◆ Brief A
In the rows below, repeat verbatim the stretch from the line containing "endorsement-weeks: 21 wks" through the line containing "expected-value: $287.00 bbox=[390, 406, 470, 431]", both ends included.

Air Canada pushes on with plan to cut costs, boost capacity
TORONTO (Reuters) - Air Canada ACb.TO said on Monday that it expected to cut costs by up to 15 percent in the medium term, even as it boosts capacity, because of lower maintenance expenses, a new-low cost carrier and the addition of tightly packed fuel-efficient planes.
As competition heats up, Canada's largest airline will increase capacity 9 percent to 11 percent in 2014, bulking up on international routes where it is keen to expand its business. For 2013, the company expects capacity to climb 1.5 percent to 2.5 percent.
In the first major expansion of its wide-body fleet in a decade, the Montreal-based airline will add five new high-density Boeing 777-300ER planes between June and February. In 2014, it will take delivery of the first seven of 37 Boeing 787 jets it has ordered.
The company also expects to increase capacity with the start of its Rouge airline in July. The new low-cost carrier is aimed at high-volume leisure travel in the Caribbean, United States and other international markets.
Air Canada has also tightened its grip on costs.

(Spatial annotation rows)
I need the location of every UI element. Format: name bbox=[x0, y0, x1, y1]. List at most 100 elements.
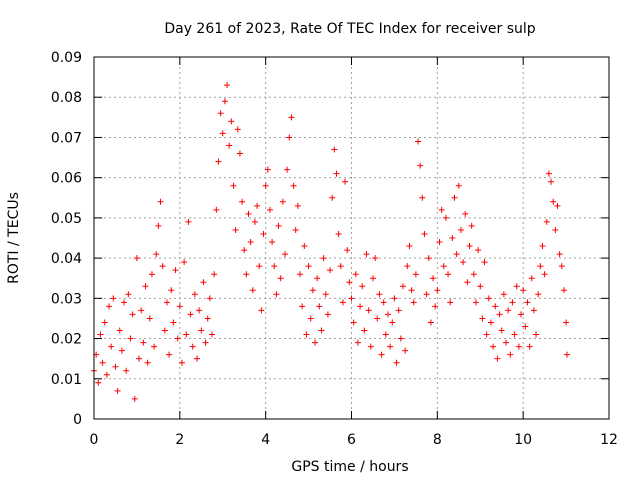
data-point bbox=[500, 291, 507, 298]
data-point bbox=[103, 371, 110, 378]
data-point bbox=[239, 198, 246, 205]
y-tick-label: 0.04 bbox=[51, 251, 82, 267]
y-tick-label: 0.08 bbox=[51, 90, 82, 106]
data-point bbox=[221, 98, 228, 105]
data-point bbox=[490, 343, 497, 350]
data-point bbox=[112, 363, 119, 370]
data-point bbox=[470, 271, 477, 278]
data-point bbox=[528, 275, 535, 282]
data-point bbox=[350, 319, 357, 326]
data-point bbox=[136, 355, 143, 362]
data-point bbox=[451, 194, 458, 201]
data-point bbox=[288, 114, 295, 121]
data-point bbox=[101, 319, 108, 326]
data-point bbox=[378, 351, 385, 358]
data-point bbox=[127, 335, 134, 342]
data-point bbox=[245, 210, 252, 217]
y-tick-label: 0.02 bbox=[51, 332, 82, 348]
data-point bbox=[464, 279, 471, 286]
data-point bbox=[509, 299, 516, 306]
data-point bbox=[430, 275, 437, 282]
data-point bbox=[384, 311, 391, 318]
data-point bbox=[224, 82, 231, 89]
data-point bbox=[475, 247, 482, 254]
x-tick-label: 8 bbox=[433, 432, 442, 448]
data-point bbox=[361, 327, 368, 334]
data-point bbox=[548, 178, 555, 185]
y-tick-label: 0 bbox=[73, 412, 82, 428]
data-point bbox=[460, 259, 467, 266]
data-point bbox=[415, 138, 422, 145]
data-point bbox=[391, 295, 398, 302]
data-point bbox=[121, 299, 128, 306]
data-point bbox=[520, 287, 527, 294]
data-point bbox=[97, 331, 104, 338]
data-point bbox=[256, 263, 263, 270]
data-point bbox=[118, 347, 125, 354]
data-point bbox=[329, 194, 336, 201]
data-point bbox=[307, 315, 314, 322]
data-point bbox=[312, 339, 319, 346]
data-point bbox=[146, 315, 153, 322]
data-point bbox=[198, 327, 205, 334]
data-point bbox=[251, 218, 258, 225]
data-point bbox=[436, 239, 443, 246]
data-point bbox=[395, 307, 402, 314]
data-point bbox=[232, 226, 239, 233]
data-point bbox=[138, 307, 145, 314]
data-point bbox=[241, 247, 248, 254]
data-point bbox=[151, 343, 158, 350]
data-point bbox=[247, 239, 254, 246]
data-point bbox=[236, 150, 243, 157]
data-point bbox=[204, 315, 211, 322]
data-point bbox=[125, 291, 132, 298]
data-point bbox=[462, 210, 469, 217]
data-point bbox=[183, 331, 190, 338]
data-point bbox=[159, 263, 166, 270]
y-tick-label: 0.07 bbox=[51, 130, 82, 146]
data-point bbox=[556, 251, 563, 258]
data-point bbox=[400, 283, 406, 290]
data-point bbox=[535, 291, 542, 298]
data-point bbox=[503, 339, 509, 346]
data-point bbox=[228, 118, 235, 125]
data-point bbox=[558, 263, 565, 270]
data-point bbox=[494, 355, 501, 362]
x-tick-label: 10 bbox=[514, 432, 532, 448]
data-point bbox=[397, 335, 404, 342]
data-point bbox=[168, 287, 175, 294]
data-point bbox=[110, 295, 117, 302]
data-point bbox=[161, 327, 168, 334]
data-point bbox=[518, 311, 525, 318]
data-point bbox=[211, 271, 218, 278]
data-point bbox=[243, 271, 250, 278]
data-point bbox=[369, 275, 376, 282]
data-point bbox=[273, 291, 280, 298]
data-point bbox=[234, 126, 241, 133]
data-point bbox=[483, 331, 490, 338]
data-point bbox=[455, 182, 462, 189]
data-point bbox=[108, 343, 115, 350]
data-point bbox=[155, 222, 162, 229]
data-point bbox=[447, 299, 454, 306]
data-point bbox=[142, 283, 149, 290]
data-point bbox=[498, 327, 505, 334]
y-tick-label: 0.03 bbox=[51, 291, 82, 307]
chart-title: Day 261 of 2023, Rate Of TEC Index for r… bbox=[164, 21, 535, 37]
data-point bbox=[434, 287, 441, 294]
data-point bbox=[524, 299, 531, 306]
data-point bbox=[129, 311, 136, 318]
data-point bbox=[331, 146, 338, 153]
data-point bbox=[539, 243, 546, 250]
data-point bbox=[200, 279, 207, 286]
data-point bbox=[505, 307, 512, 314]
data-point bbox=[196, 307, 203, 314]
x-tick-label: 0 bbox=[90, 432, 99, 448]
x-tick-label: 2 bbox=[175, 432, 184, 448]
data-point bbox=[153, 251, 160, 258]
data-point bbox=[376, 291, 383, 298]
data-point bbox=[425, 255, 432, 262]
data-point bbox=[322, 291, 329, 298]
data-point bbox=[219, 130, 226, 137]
* * *
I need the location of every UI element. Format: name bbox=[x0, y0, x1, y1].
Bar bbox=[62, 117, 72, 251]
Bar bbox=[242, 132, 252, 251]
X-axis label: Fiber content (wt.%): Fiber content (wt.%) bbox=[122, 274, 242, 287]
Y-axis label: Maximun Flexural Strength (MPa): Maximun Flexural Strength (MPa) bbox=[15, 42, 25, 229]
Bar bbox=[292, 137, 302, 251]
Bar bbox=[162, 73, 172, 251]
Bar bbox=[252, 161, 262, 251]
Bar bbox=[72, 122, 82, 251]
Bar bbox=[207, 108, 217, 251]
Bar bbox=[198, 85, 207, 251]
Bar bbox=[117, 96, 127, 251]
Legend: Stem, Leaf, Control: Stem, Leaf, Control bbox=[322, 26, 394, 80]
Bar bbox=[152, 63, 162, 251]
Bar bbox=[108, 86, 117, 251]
* * *
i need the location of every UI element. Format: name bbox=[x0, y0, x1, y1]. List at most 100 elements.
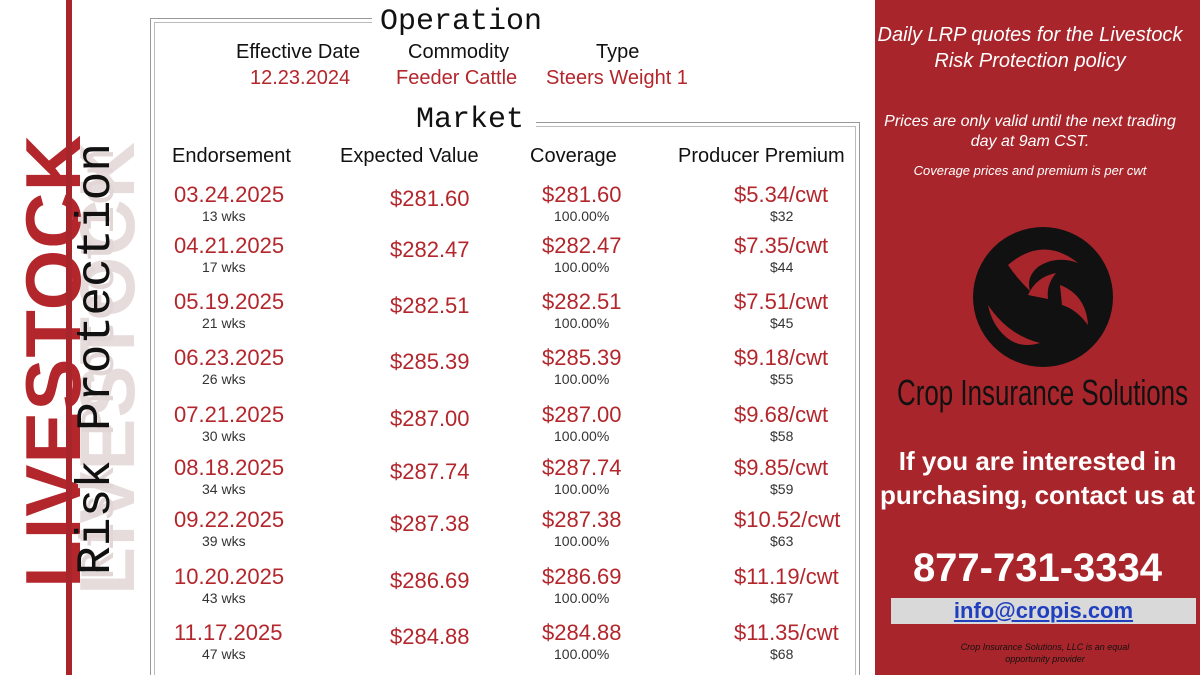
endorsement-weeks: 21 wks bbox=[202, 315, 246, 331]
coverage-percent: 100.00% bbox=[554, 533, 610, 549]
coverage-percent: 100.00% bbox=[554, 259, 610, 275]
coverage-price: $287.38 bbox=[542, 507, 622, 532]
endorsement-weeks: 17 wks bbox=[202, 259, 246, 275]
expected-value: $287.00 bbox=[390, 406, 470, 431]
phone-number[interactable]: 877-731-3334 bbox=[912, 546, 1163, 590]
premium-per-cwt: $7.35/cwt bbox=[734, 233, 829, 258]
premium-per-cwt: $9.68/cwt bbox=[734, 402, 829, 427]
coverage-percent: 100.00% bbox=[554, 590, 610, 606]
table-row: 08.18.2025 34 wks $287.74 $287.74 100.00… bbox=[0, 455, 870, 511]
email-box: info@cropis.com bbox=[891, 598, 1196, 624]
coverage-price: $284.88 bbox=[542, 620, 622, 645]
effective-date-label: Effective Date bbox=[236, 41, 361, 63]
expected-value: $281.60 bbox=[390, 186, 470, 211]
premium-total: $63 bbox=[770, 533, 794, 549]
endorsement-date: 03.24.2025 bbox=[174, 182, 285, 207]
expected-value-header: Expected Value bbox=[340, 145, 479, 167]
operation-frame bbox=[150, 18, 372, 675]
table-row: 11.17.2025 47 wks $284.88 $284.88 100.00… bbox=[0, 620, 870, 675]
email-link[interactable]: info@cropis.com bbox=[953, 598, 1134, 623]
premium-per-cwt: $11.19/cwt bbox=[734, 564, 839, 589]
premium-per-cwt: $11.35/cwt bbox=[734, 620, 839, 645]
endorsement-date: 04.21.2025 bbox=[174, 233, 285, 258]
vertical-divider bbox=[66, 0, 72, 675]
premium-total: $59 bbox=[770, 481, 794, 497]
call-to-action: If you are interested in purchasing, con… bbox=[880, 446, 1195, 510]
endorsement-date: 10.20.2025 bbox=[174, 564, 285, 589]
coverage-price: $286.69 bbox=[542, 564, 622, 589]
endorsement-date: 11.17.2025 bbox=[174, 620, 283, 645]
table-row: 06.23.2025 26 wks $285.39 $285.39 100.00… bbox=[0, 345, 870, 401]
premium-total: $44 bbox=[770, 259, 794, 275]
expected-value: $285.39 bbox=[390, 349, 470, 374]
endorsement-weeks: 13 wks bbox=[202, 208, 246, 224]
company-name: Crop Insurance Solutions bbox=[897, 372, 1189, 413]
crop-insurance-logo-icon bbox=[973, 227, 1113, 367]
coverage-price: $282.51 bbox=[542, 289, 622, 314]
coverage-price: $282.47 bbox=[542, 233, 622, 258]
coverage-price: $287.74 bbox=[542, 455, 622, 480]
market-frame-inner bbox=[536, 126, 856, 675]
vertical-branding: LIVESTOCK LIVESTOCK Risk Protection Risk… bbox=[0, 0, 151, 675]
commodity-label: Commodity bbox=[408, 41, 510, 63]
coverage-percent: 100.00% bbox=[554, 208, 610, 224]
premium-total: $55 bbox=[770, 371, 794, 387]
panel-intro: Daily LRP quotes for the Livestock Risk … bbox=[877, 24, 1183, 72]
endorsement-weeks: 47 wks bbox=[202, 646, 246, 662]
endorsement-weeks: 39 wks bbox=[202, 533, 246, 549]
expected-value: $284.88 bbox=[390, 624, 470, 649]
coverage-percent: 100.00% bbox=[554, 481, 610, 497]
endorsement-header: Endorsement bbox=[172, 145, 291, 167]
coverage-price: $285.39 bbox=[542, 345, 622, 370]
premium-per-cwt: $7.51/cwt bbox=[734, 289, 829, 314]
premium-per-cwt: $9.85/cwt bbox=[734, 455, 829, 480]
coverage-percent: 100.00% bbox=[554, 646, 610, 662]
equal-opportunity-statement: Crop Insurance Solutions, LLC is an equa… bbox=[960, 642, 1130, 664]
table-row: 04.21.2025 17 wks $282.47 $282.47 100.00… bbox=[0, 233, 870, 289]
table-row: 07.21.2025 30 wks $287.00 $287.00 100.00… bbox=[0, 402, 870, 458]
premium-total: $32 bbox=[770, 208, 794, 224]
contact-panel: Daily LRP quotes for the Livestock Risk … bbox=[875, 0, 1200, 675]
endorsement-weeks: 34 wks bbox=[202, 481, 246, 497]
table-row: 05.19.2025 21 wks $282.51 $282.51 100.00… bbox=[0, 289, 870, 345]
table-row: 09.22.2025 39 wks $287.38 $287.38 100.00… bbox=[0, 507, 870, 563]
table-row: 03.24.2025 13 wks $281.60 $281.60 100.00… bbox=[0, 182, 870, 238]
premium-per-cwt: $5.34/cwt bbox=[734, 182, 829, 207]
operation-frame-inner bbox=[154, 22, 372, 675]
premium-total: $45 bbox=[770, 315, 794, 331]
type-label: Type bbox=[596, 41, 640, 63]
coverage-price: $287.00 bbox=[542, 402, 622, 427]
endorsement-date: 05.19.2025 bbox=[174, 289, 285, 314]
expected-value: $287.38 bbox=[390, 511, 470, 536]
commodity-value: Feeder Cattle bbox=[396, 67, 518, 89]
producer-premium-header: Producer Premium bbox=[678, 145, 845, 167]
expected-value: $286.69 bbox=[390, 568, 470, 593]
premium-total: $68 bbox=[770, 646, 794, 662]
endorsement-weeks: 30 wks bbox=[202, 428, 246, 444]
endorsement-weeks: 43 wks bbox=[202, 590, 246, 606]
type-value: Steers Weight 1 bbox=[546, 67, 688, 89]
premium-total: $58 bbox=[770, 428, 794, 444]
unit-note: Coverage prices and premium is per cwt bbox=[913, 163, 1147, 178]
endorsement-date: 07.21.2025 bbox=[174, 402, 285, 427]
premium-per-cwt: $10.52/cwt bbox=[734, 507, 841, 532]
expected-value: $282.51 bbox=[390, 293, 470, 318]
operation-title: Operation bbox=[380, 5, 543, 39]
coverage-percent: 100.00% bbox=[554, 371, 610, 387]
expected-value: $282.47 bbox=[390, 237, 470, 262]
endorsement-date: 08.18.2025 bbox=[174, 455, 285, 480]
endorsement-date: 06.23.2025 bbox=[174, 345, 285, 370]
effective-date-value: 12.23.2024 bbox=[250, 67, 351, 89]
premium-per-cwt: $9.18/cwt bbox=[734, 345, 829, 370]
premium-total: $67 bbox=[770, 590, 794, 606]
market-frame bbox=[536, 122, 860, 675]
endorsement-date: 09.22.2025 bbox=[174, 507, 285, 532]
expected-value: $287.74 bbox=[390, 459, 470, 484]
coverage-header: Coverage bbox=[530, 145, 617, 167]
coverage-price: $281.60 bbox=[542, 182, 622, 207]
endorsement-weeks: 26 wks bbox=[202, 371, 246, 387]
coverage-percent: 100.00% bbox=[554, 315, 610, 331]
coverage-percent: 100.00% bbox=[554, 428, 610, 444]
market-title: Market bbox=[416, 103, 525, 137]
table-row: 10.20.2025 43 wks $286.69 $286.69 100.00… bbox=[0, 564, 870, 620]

◆ Brief B
Continue the article on Air Canada's cost-cutting and capacity plans from the point where it stops.

◆ Task result A
endorsement-weeks: 21 wks bbox=[202, 315, 246, 331]
coverage-percent: 100.00% bbox=[554, 533, 610, 549]
coverage-percent: 100.00% bbox=[554, 259, 610, 275]
coverage-price: $287.38 bbox=[542, 507, 622, 532]
endorsement-weeks: 17 wks bbox=[202, 259, 246, 275]
expected-value: $287.00 bbox=[390, 406, 470, 431]

◆ Task result B
"We do have a plan to transform Air Canada into a sustainably profitable airline," Chief Executive Officer Calin Rovinescu said on a webcast investor presentation.
The transfer of 15 Embraer 175 aircraft to privately held airline Sky Regional in 2013 will also contribute to the 15 percent reduction in overall costs per available seat mile.
The company now expects those costs to fall 0.5 percent to 1.5 percent, excluding fuel and unusual items, in the second quarter and full year. It previously forecast between a 0.5 percent decrease and 0.5 percent increase for the quarter.
Chief Financial Officer Micheal Rousseau would not specify when the company would reach the 15 percent target, other than to say it would be in the medium term. Continued...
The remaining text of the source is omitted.